Stated exercise →
Repeat each record exactly. Any picture gets left out.

[begin Supplied material]

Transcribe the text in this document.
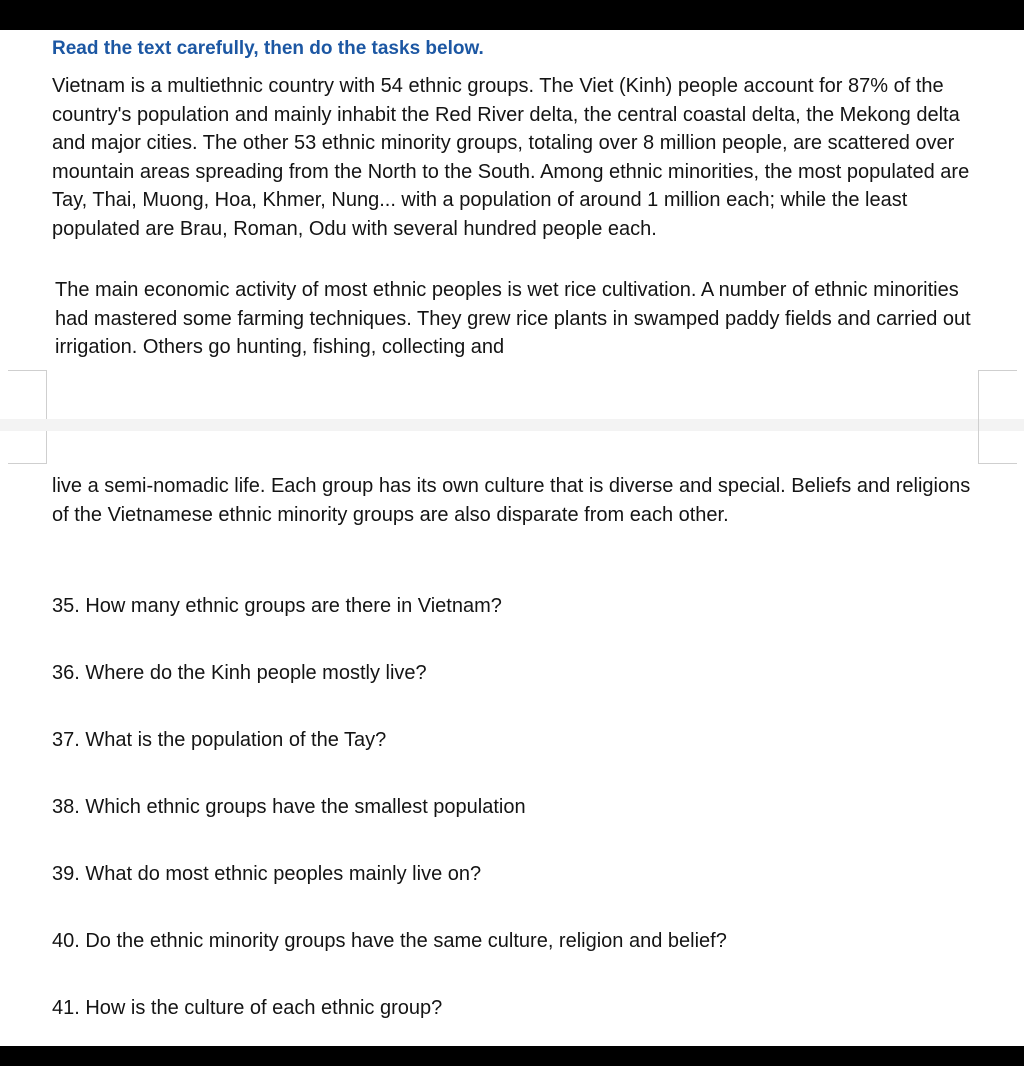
Read the text carefully, then do the tasks below.

Vietnam is a multiethnic country with 54 ethnic groups. The Viet (Kinh) people account for 87% of the country's population and mainly inhabit the Red River delta, the central coastal delta, the Mekong delta and major cities. The other 53 ethnic minority groups, totaling over 8 million people, are scattered over mountain areas spreading from the North to the South. Among ethnic minorities, the most populated are Tay, Thai, Muong, Hoa, Khmer, Nung... with a population of around 1 million each; while the least populated are Brau, Roman, Odu with several hundred people each.

The main economic activity of most ethnic peoples is wet rice cultivation. A number of ethnic minorities had mastered some farming techniques. They grew rice plants in swamped paddy fields and carried out irrigation. Others go hunting, fishing, collecting and

live a semi-nomadic life. Each group has its own culture that is diverse and special. Beliefs and religions of the Vietnamese ethnic minority groups are also disparate from each other.

35. How many ethnic groups are there in Vietnam?
36. Where do the Kinh people mostly live?
37. What is the population of the Tay?
38. Which ethnic groups have the smallest population
39. What do most ethnic peoples mainly live on?
40. Do the ethnic minority groups have the same culture, religion and belief?
41. How is the culture of each ethnic group?
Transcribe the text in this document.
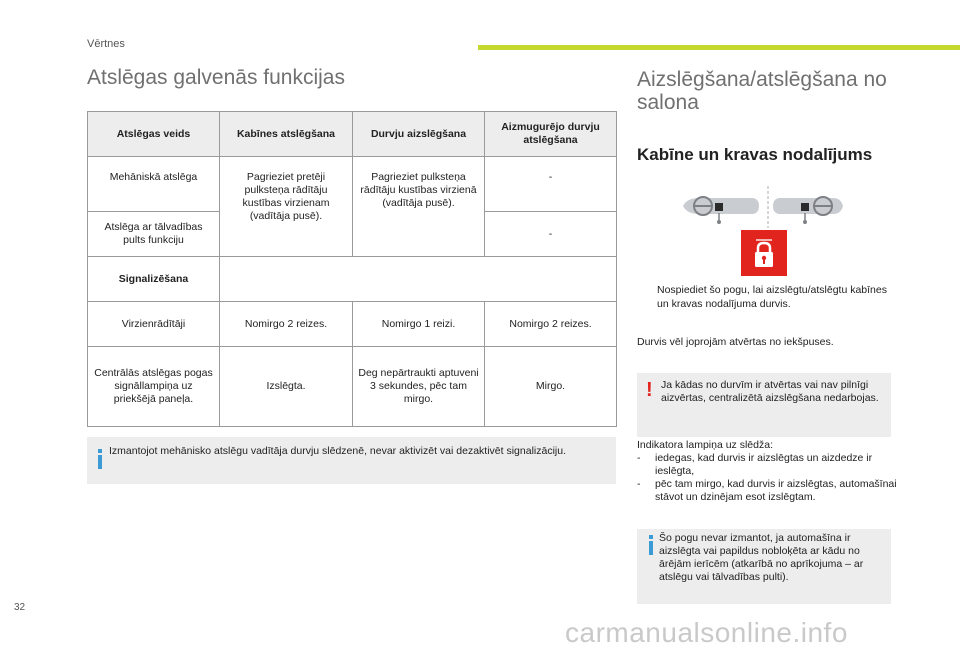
Vērtnes
Atslēgas galvenās funkcijas
Atslēgas veids	Kabīnes atslēgšana	Durvju aizslēgšana	Aizmugurējo durvju atslēgšana
Mehāniskā atslēga	Pagrieziet pretēji pulksteņa rādītāju kustības virzienam (vadītāja pusē).	Pagrieziet pulksteņa rādītāju kustības virzienā (vadītāja pusē).	-
Atslēga ar tālvadības pults funkciju			-
Signalizēšana			
Virzienrādītāji	Nomirgo 2 reizes.	Nomirgo 1 reizi.	Nomirgo 2 reizes.
Centrālās atslēgas pogas signāllampiņa uz priekšējā paneļa.	Izslēgta.	Deg nepārtraukti aptuveni 3 sekundes, pēc tam mirgo.	Mirgo.
Izmantojot mehānisko atslēgu vadītāja durvju slēdzenē, nevar aktivizēt vai dezaktivēt signalizāciju.
Aizslēgšana/atslēgšana no salona
Kabīne un kravas nodalījums
Nospiediet šo pogu, lai aizslēgtu/atslēgtu kabīnes un kravas nodalījuma durvis.
Durvis vēl joprojām atvērtas no iekšpuses.
! Ja kādas no durvīm ir atvērtas vai nav pilnīgi aizvērtas, centralizētā aizslēgšana nedarbojas.
Indikatora lampiņa uz slēdža:
- iedegas, kad durvis ir aizslēgtas un aizdedze ir ieslēgta,
- pēc tam mirgo, kad durvis ir aizslēgtas, automašīnai stāvot un dzinējam esot izslēgtam.
Šo pogu nevar izmantot, ja automašīna ir aizslēgta vai papildus nobloķēta ar kādu no ārējām ierīcēm (atkarībā no aprīkojuma – ar atslēgu vai tālvadības pulti).
32
carmanualsonline.info
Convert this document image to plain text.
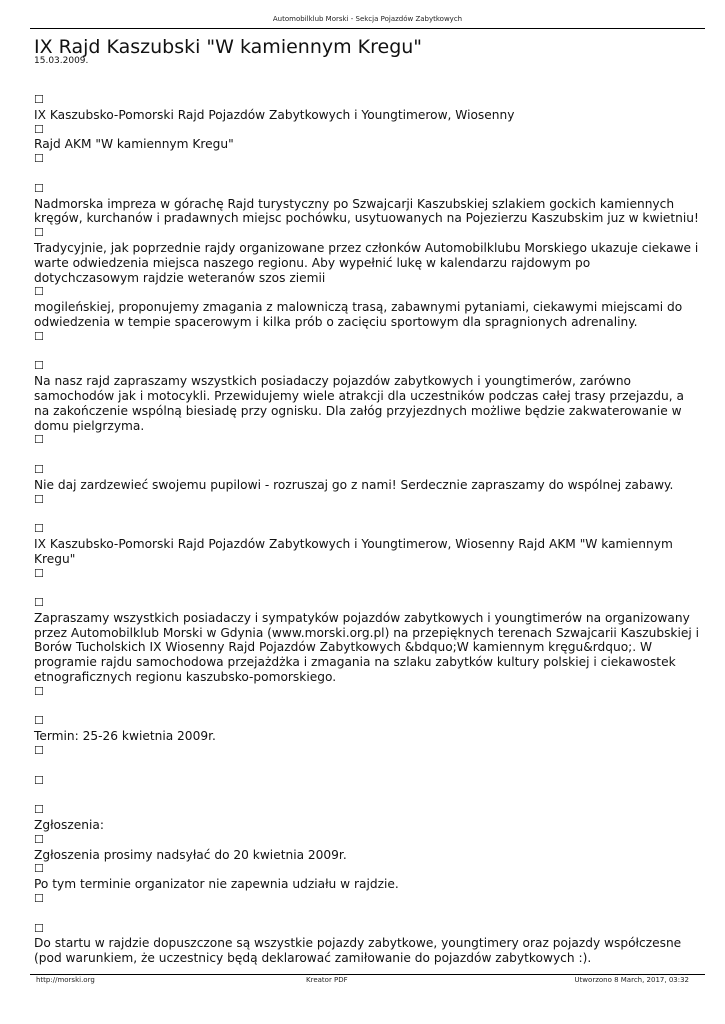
Automobilklub Morski - Sekcja Pojazdów Zabytkowych
IX Rajd Kaszubski "W kamiennym Kregu"
15.03.2009.
☐
IX Kaszubsko-Pomorski Rajd Pojazdów Zabytkowych i Youngtimerow, Wiosenny
☐
Rajd AKM "W kamiennym Kregu"
☐

☐
Nadmorska impreza w górachę Rajd turystyczny po Szwajcarji Kaszubskiej szlakiem gockich kamiennych kręgów, kurchanów i pradawnych miejsc pochówku, usytuowanych na Pojezierzu Kaszubskim juz w kwietniu!
☐
Tradycyjnie, jak poprzednie rajdy organizowane przez członków Automobilklubu Morskiego ukazuje ciekawe i warte odwiedzenia miejsca naszego regionu. Aby wypełnić lukę w kalendarzu rajdowym po dotychczasowym rajdzie weteranów szos ziemii
☐
mogileńskiej, proponujemy zmagania z malowniczą trasą, zabawnymi pytaniami, ciekawymi miejscami do odwiedzenia w tempie spacerowym i kilka prób o zacięciu sportowym dla spragnionych adrenaliny.
☐

☐
Na nasz rajd zapraszamy wszystkich posiadaczy pojazdów zabytkowych i youngtimerów, zarówno samochodów jak i motocykli. Przewidujemy wiele atrakcji dla uczestników podczas całej trasy przejazdu, a na zakończenie wspólną biesiadę przy ognisku. Dla załóg przyjezdnych możliwe będzie zakwaterowanie w domu pielgrzyma.
☐

☐
Nie daj zardzewieć swojemu pupilowi - rozruszaj go z nami! Serdecznie zapraszamy do wspólnej zabawy.
☐

☐
IX Kaszubsko-Pomorski Rajd Pojazdów Zabytkowych i Youngtimerow, Wiosenny Rajd AKM "W kamiennym Kregu"
☐

☐
Zapraszamy wszystkich posiadaczy i sympatyków pojazdów zabytkowych i youngtimerów na organizowany przez Automobilklub Morski w Gdynia (www.morski.org.pl) na przepięknych terenach Szwajcarii Kaszubskiej i Borów Tucholskich IX Wiosenny Rajd Pojazdów Zabytkowych &bdquo;W kamiennym kręgu&rdquo;. W programie rajdu samochodowa przejażdżka i zmagania na szlaku zabytków kultury polskiej i ciekawostek etnograficznych regionu kaszubsko-pomorskiego.
☐

☐
Termin: 25-26 kwietnia 2009r.
☐

☐

☐
Zgłoszenia:
☐
Zgłoszenia prosimy nadsyłać do 20 kwietnia 2009r.
☐
Po tym terminie organizator nie zapewnia udziału w rajdzie.
☐

☐
Do startu w rajdzie dopuszczone są wszystkie pojazdy zabytkowe, youngtimery oraz pojazdy współczesne (pod warunkiem, że uczestnicy będą deklarować zamiłowanie do pojazdów zabytkowych :).
http://morski.org	Kreator PDF	Utworzono 8 March, 2017, 03:32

[end Supplied material]

Result of this task →
Transcribe the text in this document.
Read the text carefully, then do the tasks below.

Vietnam is a multiethnic country with 54 ethnic groups. The Viet (Kinh) people account for 87% of the country's population and mainly inhabit the Red River delta, the central coastal delta, the Mekong delta and major cities. The other 53 ethnic minority groups, totaling over 8 million people, are scattered over mountain areas spreading from the North to the South. Among ethnic minorities, the most populated are Tay, Thai, Muong, Hoa, Khmer, Nung... with a population of around 1 million each; while the least populated are Brau, Roman, Odu with several hundred people each.

The main economic activity of most ethnic peoples is wet rice cultivation. A number of ethnic minorities had mastered some farming techniques. They grew rice plants in swamped paddy fields and carried out irrigation. Others go hunting, fishing, collecting and

live a semi-nomadic life. Each group has its own culture that is diverse and special. Beliefs and religions of the Vietnamese ethnic minority groups are also disparate from each other.

35. How many ethnic groups are there in Vietnam?
36. Where do the Kinh people mostly live?
37. What is the population of the Tay?
38. Which ethnic groups have the smallest population
39. What do most ethnic peoples mainly live on?
40. Do the ethnic minority groups have the same culture, religion and belief?
41. How is the culture of each ethnic group?
Transcribe the text in this document.
Vērtnes
Atslēgas galvenās funkcijas
Atslēgas veids	Kabīnes atslēgšana	Durvju aizslēgšana	Aizmugurējo durvju atslēgšana
Mehāniskā atslēga	Pagrieziet pretēji pulksteņa rādītāju kustības virzienam (vadītāja pusē).	Pagrieziet pulksteņa rādītāju kustības virzienā (vadītāja pusē).	-
Atslēga ar tālvadības pults funkciju			-
Signalizēšana			
Virzienrādītāji	Nomirgo 2 reizes.	Nomirgo 1 reizi.	Nomirgo 2 reizes.
Centrālās atslēgas pogas signāllampiņa uz priekšējā paneļa.	Izslēgta.	Deg nepārtraukti aptuveni 3 sekundes, pēc tam mirgo.	Mirgo.
Izmantojot mehānisko atslēgu vadītāja durvju slēdzenē, nevar aktivizēt vai dezaktivēt signalizāciju.
Aizslēgšana/atslēgšana no salona
Kabīne un kravas nodalījums
Nospiediet šo pogu, lai aizslēgtu/atslēgtu kabīnes un kravas nodalījuma durvis.
Durvis vēl joprojām atvērtas no iekšpuses.
! Ja kādas no durvīm ir atvērtas vai nav pilnīgi aizvērtas, centralizētā aizslēgšana nedarbojas.
Indikatora lampiņa uz slēdža:
- iedegas, kad durvis ir aizslēgtas un aizdedze ir ieslēgta,
- pēc tam mirgo, kad durvis ir aizslēgtas, automašīnai stāvot un dzinējam esot izslēgtam.
Šo pogu nevar izmantot, ja automašīna ir aizslēgta vai papildus nobloķēta ar kādu no ārējām ierīcēm (atkarībā no aprīkojuma – ar atslēgu vai tālvadības pulti).
32
carmanualsonline.info
Convert this document image to plain text.
Automobilklub Morski - Sekcja Pojazdów Zabytkowych
IX Rajd Kaszubski "W kamiennym Kregu"
15.03.2009.
☐
IX Kaszubsko-Pomorski Rajd Pojazdów Zabytkowych i Youngtimerow, Wiosenny
☐
Rajd AKM "W kamiennym Kregu"
☐

☐
Nadmorska impreza w górachę Rajd turystyczny po Szwajcarji Kaszubskiej szlakiem gockich kamiennych kręgów, kurchanów i pradawnych miejsc pochówku, usytuowanych na Pojezierzu Kaszubskim juz w kwietniu!
☐
Tradycyjnie, jak poprzednie rajdy organizowane przez członków Automobilklubu Morskiego ukazuje ciekawe i warte odwiedzenia miejsca naszego regionu. Aby wypełnić lukę w kalendarzu rajdowym po dotychczasowym rajdzie weteranów szos ziemii
☐
mogileńskiej, proponujemy zmagania z malowniczą trasą, zabawnymi pytaniami, ciekawymi miejscami do odwiedzenia w tempie spacerowym i kilka prób o zacięciu sportowym dla spragnionych adrenaliny.
☐

☐
Na nasz rajd zapraszamy wszystkich posiadaczy pojazdów zabytkowych i youngtimerów, zarówno samochodów jak i motocykli. Przewidujemy wiele atrakcji dla uczestników podczas całej trasy przejazdu, a na zakończenie wspólną biesiadę przy ognisku. Dla załóg przyjezdnych możliwe będzie zakwaterowanie w domu pielgrzyma.
☐

☐
Nie daj zardzewieć swojemu pupilowi - rozruszaj go z nami! Serdecznie zapraszamy do wspólnej zabawy.
☐

☐
IX Kaszubsko-Pomorski Rajd Pojazdów Zabytkowych i Youngtimerow, Wiosenny Rajd AKM "W kamiennym Kregu"
☐

☐
Zapraszamy wszystkich posiadaczy i sympatyków pojazdów zabytkowych i youngtimerów na organizowany przez Automobilklub Morski w Gdynia (www.morski.org.pl) na przepięknych terenach Szwajcarii Kaszubskiej i Borów Tucholskich IX Wiosenny Rajd Pojazdów Zabytkowych &bdquo;W kamiennym kręgu&rdquo;. W programie rajdu samochodowa przejażdżka i zmagania na szlaku zabytków kultury polskiej i ciekawostek etnograficznych regionu kaszubsko-pomorskiego.
☐

☐
Termin: 25-26 kwietnia 2009r.
☐

☐

☐
Zgłoszenia:
☐
Zgłoszenia prosimy nadsyłać do 20 kwietnia 2009r.
☐
Po tym terminie organizator nie zapewnia udziału w rajdzie.
☐

☐
Do startu w rajdzie dopuszczone są wszystkie pojazdy zabytkowe, youngtimery oraz pojazdy współczesne (pod warunkiem, że uczestnicy będą deklarować zamiłowanie do pojazdów zabytkowych :).
http://morski.org	Kreator PDF	Utworzono 8 March, 2017, 03:32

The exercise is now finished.